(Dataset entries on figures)
▬▬▬▬▬▬▬▬▬▬

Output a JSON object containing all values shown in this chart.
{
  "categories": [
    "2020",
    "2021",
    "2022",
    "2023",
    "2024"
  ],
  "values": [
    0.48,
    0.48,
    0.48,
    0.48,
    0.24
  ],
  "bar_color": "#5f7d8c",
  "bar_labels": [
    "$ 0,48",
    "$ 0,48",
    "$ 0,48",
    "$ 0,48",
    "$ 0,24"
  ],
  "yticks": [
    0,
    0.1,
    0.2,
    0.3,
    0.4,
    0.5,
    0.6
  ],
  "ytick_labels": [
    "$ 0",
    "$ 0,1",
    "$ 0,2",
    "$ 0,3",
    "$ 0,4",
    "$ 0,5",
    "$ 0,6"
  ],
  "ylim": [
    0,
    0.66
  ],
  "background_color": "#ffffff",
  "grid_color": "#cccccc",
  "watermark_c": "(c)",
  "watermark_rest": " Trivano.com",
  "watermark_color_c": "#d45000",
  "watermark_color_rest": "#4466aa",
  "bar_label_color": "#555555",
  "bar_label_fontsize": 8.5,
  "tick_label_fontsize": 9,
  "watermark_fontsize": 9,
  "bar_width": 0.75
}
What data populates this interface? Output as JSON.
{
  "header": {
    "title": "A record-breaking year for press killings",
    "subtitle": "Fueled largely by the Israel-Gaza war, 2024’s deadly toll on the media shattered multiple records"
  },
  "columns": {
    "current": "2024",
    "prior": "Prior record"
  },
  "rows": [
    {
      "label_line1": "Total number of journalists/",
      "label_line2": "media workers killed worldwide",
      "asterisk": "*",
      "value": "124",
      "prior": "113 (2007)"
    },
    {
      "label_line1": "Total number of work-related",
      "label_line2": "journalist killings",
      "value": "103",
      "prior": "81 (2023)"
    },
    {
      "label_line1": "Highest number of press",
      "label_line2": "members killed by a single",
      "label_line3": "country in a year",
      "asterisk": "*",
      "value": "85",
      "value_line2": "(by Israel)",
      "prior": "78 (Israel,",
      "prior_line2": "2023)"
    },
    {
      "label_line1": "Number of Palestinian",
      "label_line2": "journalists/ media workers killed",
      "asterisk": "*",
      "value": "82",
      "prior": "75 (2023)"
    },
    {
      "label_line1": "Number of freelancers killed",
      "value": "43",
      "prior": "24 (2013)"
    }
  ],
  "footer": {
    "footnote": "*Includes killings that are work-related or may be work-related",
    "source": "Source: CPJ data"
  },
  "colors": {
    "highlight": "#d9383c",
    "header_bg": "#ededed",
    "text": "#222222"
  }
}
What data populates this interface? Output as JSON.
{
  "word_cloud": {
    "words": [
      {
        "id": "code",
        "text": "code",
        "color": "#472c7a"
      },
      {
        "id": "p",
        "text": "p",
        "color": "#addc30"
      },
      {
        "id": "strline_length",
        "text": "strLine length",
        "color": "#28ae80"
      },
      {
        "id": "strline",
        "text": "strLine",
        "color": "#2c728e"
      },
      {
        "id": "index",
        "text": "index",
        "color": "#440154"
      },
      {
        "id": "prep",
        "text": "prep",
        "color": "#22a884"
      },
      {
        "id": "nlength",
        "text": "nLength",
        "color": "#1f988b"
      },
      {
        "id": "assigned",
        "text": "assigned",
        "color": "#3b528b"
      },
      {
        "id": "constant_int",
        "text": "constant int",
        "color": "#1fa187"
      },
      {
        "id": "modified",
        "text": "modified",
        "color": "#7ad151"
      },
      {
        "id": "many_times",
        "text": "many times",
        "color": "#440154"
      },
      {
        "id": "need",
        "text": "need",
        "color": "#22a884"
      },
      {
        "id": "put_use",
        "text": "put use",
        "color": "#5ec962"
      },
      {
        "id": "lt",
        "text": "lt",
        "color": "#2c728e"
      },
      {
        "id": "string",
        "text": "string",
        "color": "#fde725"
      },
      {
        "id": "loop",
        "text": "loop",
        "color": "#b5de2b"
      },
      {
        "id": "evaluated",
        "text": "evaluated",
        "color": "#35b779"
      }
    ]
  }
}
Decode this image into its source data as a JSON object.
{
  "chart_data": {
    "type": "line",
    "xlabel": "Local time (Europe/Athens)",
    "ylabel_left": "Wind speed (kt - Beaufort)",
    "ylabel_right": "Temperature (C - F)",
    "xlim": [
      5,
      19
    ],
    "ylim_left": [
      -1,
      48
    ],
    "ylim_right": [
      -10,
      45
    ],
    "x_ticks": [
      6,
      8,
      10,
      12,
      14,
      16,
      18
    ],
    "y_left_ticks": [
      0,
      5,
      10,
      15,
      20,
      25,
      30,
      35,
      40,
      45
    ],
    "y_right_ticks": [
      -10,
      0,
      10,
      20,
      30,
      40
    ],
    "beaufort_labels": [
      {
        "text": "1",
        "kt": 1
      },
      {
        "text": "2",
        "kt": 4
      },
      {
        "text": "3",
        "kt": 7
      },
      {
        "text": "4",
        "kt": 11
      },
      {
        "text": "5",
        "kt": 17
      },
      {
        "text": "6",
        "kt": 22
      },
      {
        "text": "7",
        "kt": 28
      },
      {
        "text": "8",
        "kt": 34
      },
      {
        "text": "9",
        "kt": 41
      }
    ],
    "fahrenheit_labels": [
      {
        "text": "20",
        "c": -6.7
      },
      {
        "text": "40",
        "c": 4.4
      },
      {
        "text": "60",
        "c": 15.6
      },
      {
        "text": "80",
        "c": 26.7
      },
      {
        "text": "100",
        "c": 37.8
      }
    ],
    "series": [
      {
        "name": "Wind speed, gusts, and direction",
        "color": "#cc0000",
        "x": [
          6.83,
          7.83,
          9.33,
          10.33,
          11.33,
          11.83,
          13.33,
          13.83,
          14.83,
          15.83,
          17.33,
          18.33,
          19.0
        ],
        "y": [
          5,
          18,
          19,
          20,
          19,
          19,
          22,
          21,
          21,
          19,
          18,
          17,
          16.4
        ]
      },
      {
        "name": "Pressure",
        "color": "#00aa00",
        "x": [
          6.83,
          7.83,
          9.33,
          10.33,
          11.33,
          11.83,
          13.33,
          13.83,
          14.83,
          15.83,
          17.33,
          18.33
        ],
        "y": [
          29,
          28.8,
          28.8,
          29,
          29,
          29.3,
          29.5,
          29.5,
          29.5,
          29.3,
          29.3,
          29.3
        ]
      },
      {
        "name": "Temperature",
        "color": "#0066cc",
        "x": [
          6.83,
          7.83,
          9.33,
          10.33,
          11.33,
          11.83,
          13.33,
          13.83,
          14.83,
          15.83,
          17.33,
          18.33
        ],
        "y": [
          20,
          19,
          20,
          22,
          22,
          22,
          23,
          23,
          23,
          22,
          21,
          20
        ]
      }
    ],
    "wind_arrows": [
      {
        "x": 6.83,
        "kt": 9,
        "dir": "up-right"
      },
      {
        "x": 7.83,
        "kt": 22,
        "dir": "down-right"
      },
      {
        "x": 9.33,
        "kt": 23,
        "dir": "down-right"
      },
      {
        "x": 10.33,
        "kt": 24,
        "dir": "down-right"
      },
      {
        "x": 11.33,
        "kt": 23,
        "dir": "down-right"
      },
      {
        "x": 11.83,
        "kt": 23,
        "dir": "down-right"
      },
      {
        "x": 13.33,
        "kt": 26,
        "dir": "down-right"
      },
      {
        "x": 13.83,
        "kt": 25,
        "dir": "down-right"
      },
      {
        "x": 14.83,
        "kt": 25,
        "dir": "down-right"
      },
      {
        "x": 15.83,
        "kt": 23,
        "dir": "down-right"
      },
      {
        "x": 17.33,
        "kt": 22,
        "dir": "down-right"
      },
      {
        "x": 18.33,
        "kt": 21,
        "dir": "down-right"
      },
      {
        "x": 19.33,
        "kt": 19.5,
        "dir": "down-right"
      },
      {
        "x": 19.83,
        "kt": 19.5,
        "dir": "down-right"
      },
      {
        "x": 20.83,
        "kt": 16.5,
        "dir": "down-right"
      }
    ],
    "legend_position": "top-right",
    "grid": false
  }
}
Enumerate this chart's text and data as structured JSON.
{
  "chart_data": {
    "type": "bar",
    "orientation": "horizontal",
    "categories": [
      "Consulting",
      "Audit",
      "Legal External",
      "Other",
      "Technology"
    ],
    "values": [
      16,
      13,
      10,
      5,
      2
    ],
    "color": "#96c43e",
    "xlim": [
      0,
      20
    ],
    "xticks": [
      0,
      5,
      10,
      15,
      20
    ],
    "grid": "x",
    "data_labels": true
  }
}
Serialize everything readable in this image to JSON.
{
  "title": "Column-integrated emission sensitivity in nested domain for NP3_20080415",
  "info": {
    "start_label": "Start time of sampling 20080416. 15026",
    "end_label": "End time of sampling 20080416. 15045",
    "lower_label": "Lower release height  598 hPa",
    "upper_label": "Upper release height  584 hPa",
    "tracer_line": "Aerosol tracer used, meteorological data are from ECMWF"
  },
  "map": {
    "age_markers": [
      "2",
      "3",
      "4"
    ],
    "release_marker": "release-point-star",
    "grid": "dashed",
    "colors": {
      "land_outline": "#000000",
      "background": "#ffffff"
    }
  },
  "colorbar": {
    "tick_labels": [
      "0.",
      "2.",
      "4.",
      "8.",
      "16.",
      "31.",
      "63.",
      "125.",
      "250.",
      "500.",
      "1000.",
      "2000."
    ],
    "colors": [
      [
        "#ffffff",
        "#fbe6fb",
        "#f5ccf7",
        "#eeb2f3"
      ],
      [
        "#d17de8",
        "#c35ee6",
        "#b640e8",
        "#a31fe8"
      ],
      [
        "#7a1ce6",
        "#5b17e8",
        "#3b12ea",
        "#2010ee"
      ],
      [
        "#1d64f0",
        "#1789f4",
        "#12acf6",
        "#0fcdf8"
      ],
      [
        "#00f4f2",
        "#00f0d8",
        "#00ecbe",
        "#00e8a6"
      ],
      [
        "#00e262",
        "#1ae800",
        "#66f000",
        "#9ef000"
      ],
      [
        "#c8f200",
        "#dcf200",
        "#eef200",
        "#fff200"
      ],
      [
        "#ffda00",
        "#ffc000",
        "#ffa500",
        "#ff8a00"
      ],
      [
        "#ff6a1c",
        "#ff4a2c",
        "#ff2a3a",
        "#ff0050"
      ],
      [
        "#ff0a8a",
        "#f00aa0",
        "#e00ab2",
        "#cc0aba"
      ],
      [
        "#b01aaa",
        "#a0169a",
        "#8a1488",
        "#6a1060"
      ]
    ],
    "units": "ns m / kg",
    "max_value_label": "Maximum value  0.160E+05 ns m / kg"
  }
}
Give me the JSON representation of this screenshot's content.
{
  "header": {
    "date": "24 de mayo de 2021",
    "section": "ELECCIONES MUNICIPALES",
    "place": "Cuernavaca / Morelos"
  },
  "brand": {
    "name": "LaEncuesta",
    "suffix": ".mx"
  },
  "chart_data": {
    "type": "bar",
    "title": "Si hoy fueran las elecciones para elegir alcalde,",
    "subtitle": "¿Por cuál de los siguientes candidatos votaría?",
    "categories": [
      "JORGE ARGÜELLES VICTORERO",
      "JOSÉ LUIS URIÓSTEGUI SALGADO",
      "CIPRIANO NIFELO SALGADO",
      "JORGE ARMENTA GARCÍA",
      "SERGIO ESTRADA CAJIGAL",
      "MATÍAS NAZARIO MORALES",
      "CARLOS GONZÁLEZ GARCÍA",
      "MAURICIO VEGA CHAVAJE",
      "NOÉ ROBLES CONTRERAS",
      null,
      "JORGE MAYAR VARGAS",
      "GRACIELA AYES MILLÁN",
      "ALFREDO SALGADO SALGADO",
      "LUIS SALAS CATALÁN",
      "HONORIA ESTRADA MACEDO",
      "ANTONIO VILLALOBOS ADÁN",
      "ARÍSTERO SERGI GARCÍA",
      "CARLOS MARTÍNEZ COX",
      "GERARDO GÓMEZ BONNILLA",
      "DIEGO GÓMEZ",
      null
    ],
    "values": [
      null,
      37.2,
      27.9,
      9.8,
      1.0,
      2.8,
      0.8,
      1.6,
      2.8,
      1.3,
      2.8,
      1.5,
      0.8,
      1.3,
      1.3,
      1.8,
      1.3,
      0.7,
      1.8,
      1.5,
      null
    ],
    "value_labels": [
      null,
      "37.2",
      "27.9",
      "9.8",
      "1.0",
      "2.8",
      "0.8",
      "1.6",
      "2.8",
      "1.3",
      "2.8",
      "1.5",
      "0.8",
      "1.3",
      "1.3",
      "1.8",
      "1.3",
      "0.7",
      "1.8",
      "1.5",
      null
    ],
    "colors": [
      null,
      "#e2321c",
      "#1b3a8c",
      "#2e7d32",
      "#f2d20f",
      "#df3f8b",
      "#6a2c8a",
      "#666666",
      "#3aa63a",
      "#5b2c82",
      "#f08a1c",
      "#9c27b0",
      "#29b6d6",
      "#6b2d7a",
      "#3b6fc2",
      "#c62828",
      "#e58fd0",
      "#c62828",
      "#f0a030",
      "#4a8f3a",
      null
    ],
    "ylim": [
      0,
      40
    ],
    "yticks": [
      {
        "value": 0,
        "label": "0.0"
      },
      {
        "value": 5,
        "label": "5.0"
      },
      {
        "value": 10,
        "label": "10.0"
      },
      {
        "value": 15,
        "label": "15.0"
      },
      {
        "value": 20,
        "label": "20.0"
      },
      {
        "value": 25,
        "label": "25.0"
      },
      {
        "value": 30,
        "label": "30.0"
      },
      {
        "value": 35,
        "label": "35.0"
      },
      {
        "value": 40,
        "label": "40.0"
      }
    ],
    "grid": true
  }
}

▬▬▬▬▬▬▬▬▬▬

_SHORT PROBLEM_
Look over the listing. Pull out every line with the string "name" in it.

_FINAL RESULT_
        "name": "Wind speed, gusts, and direction",
        "name": "Pressure",
        "name": "Temperature",
    "name": "LaEncuesta",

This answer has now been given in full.